--- Begin Source excerpt ---

I’m completely exhausted today, dear readers, but extremely happy: two days ago I finished my novel revision for the excellent editor at major-publisher-who-shall-remain-nameless-until-there’s-a-contract-on-the-table. Printing and proofing always takes longer than any reasonable creature would guess it would, so it was not boxed up until well into yesterday evening, and not mailed until this morning. But it is done, done, done.
I shall now collapse into a little puddle of gratified endeavor until my next project starts poking at me. I estimate I have until Friday.
Now that Martin Luther King, Jr. Day is past, it is once again safe to send queries to agents: true, they still need to get tax information out to their clients by the end of the month (the IRS keeps an eagle eye on royalty payments), but by now, the New Year’s Resolution rush of queries has died down a bit. Translation: they are a WHOLE lot less grumpy today than two weeks ago.

--- End Source excerpt ---

Carry on the blog post about finishing a novel revision and querying agents, picking up right after its final sentence.

--- Begin Records shown ---

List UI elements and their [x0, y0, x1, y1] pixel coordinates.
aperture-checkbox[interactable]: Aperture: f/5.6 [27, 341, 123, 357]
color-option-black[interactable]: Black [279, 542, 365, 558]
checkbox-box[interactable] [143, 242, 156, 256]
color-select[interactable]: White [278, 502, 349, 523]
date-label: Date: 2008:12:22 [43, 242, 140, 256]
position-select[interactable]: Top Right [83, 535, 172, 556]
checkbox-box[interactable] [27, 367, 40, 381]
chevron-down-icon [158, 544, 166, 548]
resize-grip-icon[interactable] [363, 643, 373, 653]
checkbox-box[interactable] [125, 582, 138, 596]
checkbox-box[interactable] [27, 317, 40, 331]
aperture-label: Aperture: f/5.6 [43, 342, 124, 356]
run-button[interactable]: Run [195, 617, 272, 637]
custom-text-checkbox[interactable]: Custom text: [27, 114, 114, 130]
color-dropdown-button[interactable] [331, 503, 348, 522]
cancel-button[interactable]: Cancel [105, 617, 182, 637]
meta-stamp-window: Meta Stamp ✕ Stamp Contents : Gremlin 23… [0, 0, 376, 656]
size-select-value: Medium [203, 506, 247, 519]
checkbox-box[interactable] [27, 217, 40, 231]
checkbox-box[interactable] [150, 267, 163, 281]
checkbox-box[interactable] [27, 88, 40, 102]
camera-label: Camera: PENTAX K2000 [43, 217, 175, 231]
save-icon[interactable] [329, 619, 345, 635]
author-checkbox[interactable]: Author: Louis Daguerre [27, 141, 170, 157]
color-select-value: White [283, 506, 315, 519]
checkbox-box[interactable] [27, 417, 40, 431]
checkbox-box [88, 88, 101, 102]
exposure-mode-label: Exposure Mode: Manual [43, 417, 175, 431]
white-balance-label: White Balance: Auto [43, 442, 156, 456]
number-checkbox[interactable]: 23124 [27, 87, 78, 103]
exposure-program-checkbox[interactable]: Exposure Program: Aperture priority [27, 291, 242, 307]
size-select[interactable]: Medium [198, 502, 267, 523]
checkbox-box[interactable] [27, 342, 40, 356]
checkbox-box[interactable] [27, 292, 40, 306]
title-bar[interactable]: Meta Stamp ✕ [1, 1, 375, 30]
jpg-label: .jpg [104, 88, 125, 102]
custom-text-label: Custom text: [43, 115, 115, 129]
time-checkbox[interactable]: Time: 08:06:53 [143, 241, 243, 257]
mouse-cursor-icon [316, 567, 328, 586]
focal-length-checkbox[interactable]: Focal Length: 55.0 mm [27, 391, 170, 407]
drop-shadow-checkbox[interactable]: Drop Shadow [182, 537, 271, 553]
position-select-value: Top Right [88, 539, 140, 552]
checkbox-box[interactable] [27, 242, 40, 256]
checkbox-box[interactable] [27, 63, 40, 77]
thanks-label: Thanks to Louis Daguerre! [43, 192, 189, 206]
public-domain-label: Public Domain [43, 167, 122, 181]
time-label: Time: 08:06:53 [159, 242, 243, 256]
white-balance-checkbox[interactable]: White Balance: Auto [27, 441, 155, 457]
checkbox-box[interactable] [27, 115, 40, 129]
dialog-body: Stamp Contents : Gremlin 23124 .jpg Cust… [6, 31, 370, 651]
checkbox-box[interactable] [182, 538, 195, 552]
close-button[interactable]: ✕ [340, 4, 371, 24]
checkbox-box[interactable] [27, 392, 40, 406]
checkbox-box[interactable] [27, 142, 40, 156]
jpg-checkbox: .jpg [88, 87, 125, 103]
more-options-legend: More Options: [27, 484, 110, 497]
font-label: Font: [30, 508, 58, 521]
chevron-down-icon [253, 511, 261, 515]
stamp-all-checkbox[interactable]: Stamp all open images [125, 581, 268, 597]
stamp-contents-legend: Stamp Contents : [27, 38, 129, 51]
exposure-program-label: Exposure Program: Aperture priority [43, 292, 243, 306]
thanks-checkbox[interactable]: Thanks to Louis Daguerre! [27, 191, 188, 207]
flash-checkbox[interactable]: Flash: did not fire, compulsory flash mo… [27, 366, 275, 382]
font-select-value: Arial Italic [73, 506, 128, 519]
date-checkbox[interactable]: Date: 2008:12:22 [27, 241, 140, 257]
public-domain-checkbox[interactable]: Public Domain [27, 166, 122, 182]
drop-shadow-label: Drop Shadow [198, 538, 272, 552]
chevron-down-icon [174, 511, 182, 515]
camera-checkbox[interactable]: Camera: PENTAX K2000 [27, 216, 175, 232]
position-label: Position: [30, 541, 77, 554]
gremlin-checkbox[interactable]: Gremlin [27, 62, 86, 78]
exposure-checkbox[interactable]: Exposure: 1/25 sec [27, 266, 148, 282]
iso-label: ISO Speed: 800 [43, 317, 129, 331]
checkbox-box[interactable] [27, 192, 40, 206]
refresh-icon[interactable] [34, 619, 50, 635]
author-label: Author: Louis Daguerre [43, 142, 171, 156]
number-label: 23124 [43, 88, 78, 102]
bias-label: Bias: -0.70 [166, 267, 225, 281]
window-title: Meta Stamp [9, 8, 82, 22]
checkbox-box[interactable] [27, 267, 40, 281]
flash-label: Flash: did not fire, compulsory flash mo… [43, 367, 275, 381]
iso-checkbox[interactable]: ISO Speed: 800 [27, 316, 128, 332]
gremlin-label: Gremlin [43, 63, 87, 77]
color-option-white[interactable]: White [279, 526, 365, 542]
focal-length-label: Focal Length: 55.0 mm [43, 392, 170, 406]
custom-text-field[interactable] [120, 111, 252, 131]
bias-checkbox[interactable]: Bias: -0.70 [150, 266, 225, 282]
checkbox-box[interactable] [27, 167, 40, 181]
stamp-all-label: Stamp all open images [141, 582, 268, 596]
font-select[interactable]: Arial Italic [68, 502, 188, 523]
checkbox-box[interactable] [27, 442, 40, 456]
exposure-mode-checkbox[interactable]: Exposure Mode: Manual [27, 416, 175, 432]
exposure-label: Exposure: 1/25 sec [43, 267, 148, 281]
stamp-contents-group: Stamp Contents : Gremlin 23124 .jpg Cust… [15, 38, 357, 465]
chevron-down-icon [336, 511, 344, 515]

--- End Records shown ---
--- Begin Records shown ---

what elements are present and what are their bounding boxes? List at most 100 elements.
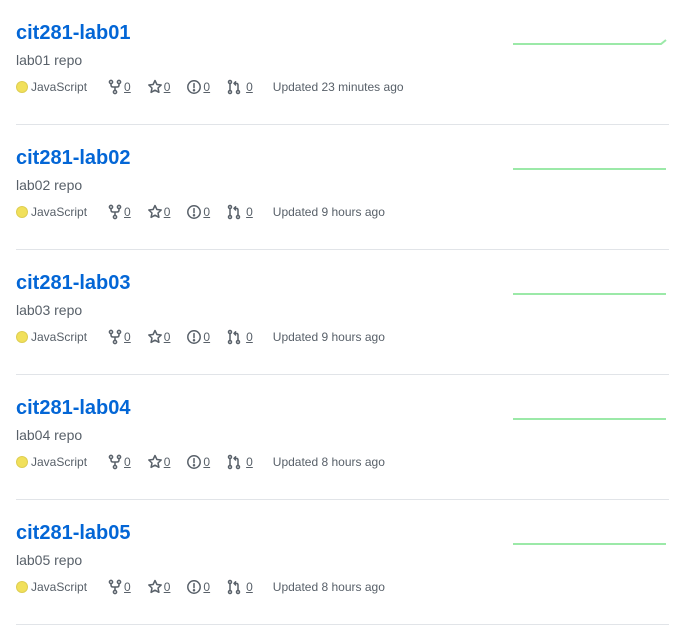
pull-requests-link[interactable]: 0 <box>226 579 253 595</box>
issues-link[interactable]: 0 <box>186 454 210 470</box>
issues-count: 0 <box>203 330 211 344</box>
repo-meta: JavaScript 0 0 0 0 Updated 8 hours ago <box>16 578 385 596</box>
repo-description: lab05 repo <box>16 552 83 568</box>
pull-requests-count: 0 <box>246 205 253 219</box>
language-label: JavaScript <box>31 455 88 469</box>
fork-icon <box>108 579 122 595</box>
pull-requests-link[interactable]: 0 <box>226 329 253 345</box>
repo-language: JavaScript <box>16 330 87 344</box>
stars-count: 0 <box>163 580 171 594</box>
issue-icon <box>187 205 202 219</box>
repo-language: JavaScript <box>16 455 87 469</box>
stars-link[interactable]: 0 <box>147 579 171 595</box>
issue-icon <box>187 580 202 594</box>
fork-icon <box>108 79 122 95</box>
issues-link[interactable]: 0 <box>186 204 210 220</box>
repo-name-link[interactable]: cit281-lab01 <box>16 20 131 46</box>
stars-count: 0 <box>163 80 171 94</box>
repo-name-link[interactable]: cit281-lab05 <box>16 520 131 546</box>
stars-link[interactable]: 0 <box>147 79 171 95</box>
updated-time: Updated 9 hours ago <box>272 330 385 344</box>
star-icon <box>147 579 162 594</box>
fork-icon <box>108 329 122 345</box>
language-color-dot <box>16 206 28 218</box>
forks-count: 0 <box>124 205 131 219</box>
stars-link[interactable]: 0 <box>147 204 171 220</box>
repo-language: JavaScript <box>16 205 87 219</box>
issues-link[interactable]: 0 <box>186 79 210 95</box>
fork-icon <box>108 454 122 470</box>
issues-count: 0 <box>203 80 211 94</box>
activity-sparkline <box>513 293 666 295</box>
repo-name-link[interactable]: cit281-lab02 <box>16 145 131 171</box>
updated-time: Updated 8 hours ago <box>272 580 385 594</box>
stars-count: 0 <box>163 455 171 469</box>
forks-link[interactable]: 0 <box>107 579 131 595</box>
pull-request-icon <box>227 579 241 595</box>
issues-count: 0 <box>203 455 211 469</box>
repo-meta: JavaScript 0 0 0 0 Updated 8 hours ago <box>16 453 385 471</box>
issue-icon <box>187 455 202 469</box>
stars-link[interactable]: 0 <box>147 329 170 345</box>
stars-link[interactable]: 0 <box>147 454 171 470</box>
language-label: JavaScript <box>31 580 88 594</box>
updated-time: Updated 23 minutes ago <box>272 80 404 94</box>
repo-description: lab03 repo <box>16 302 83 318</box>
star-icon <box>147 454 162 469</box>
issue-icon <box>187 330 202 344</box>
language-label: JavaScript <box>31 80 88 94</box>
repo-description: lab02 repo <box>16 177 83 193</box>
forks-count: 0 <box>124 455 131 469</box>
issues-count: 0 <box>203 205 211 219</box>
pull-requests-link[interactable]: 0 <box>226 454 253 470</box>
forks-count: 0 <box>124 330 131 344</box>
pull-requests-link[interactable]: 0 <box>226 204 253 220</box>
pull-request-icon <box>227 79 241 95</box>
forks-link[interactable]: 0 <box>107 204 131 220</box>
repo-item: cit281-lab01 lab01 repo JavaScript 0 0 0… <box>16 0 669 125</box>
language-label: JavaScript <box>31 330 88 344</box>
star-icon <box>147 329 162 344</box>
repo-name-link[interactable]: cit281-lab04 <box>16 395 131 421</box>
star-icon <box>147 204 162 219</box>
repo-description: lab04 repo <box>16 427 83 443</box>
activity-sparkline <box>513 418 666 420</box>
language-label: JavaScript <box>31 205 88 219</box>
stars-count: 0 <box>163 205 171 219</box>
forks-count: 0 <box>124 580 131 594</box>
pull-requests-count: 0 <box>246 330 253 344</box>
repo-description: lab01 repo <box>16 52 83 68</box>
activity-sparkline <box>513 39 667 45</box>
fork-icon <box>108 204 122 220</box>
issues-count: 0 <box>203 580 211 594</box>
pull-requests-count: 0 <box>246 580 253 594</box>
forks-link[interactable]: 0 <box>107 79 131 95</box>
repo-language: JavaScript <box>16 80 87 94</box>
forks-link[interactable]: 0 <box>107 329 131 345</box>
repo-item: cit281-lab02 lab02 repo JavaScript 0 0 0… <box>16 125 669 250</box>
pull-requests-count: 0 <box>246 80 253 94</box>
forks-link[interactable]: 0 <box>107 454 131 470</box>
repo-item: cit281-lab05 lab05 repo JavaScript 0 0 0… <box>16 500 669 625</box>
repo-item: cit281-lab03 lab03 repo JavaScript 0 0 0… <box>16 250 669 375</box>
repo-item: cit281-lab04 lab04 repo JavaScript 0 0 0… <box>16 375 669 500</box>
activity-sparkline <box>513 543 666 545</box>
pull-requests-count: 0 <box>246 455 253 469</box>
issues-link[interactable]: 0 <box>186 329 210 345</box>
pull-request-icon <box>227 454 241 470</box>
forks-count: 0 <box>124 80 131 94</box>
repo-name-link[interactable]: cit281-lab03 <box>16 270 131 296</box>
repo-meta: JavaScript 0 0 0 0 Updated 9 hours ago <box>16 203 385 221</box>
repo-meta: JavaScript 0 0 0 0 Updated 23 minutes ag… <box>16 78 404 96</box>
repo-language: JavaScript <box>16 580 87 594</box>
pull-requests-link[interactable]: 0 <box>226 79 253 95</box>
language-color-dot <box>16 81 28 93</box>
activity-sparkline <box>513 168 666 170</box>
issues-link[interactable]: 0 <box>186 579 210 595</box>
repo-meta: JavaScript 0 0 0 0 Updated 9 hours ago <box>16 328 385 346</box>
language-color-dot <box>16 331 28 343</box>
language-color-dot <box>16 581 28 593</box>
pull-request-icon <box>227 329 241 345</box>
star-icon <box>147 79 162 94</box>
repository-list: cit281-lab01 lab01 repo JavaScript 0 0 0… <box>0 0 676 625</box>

--- End Records shown ---
--- Begin Records shown ---

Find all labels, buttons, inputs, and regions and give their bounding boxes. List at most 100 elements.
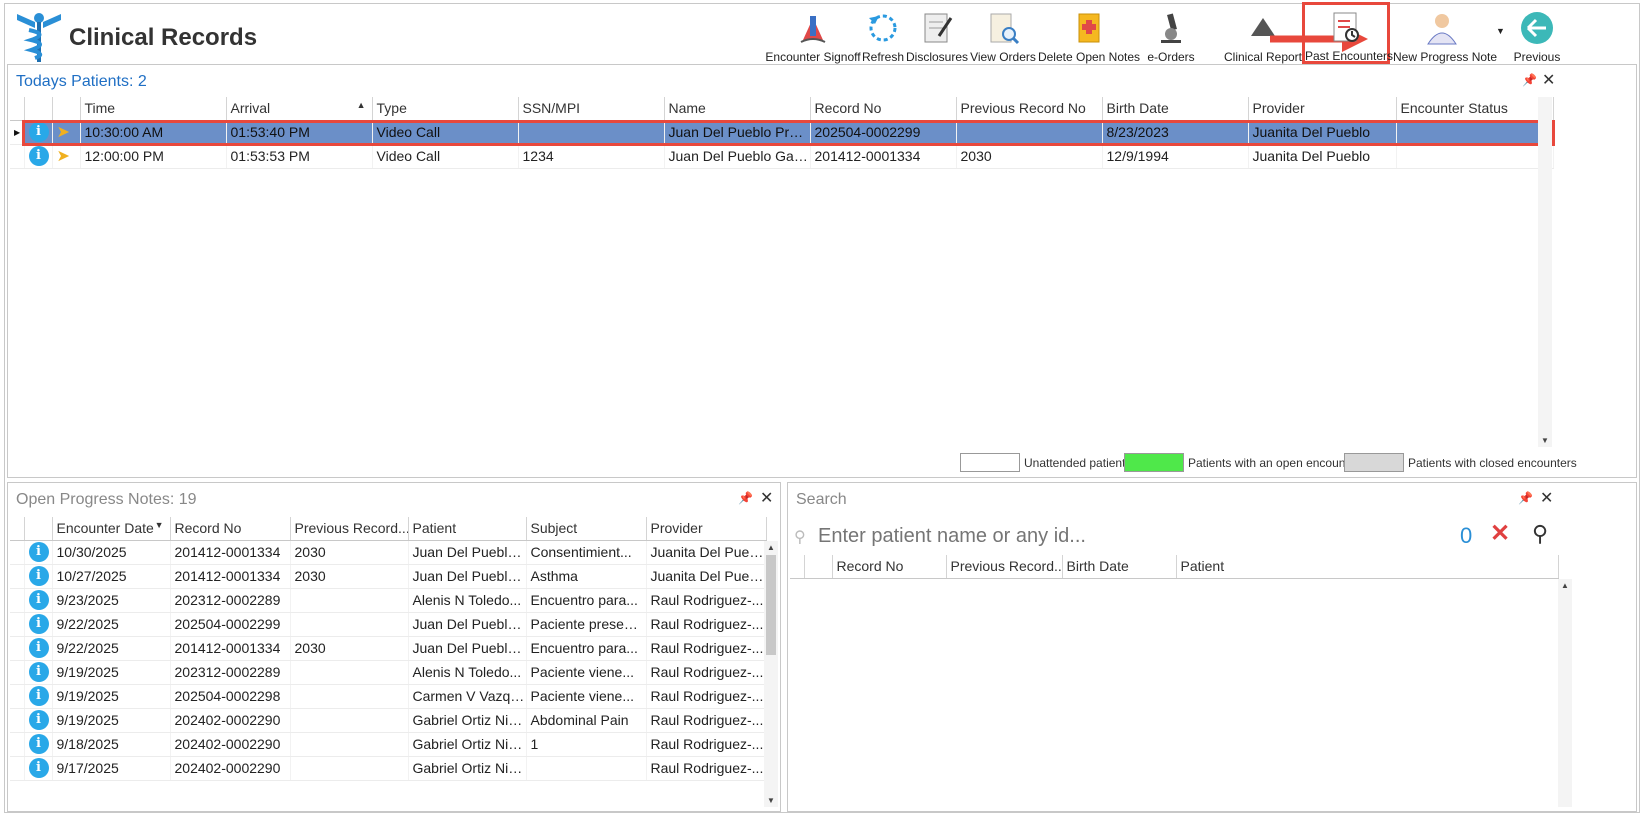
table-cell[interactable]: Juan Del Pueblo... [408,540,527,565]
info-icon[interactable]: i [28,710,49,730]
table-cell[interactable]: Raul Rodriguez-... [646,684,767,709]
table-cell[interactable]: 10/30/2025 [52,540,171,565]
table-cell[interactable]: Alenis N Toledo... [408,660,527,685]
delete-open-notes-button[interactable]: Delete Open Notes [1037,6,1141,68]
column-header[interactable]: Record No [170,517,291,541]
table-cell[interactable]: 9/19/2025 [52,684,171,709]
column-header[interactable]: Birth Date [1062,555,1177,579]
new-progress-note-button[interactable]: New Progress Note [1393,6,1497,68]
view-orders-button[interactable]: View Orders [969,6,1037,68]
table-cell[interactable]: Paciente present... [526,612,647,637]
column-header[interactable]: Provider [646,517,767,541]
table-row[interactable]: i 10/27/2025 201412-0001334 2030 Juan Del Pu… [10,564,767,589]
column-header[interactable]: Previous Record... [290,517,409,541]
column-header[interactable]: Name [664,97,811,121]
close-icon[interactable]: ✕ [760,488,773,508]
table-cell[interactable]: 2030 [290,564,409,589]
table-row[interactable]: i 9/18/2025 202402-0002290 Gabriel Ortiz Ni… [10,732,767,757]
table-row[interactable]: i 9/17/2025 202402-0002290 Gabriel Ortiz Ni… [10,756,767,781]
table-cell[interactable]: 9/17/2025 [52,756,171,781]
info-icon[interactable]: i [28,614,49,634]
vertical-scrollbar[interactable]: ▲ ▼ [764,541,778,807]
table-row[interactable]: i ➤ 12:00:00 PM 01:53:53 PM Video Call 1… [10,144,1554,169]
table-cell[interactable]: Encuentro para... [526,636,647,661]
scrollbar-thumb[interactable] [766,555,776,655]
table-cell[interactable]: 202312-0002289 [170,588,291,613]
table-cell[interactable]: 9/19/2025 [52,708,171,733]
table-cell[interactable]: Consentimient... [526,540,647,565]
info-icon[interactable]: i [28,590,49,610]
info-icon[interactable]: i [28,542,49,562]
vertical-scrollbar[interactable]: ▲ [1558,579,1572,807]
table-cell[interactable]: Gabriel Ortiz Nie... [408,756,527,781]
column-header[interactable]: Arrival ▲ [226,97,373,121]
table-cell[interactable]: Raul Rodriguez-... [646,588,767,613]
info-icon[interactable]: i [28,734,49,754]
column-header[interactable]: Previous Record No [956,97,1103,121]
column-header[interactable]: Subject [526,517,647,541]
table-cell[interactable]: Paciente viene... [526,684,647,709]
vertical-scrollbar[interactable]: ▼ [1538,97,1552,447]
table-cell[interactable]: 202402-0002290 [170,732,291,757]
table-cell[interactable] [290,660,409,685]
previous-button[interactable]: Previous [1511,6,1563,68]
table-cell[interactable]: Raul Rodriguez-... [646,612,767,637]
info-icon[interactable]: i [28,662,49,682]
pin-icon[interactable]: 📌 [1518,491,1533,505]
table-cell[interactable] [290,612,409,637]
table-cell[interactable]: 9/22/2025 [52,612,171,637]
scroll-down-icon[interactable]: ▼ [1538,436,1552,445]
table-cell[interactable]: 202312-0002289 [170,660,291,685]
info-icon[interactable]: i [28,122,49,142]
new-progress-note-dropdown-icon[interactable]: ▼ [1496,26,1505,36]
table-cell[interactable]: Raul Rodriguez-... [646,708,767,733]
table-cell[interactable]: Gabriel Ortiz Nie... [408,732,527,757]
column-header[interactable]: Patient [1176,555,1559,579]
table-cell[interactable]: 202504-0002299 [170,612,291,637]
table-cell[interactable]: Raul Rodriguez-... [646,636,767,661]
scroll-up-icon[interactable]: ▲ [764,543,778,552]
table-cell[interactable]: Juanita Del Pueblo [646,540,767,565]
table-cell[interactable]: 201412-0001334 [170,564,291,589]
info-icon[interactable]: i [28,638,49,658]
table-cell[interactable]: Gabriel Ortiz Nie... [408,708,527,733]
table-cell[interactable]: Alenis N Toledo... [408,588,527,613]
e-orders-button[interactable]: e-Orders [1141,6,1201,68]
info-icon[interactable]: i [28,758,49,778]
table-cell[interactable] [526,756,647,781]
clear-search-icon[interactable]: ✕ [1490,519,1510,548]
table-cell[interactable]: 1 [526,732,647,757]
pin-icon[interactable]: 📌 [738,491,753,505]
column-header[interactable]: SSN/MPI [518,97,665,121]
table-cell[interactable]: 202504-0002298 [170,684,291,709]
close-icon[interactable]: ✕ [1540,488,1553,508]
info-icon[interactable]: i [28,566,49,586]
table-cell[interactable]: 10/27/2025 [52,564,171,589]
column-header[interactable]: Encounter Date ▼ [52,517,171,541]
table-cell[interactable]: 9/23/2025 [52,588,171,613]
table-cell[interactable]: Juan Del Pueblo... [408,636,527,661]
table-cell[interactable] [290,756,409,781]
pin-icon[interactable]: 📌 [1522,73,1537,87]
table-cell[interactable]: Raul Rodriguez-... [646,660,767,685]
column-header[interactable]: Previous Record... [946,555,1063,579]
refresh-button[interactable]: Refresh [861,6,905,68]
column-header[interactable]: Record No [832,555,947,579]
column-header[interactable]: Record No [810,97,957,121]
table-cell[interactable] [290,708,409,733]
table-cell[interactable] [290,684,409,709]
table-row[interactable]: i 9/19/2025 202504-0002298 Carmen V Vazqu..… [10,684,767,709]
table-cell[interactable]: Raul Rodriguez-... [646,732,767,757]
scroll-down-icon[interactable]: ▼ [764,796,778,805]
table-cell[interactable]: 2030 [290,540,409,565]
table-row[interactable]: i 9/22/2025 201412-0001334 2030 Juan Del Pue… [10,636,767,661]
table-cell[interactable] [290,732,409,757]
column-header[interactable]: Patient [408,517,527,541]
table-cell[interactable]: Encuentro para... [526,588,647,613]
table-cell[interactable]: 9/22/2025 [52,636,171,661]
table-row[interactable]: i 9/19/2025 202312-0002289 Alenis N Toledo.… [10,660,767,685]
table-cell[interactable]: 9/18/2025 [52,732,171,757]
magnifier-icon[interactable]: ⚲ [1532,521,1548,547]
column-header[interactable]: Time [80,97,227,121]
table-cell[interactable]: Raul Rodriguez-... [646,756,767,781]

--- End Records shown ---

**Output for this exercise**
I have been concentrating for the past couple of weeks on helping you prep for contest entries, since PNWA’s contest deadline is in February, but talented and insightful reader Janet gently reminded me of something last week: I haven’t actually written a blog on how to put together a query letter since…could it have been as long ago as September of 2005? Yet here I was, blithely sending those of you who have never done it before out into the tiger-filled woods with no guidance.
So I’m going to take a brief detour from contest prep issues to run through query basics again. Because, although I know that my readers are too savvy to fall into the pitfalls of the average writer, the vast majority of query letters agents receive are either uncommunicative, petulant in tone, or just poor marketing.
We can do better than that, I think.
For those of you absolutely new to the process, a query letter is a 1-page (single-spaced) polite, formal inquiry sent out to an agent or editor in the hope of exciting professional interest. Businesslike without being in business format (I hate to be the one to break it to those of you who just love the non-indented paragraphs common to business letters, but that style appears illiterate to folks in the publishing industry), a good query introduces the book and the author to a prospective agent in precisely the terms the industry would use to describe them.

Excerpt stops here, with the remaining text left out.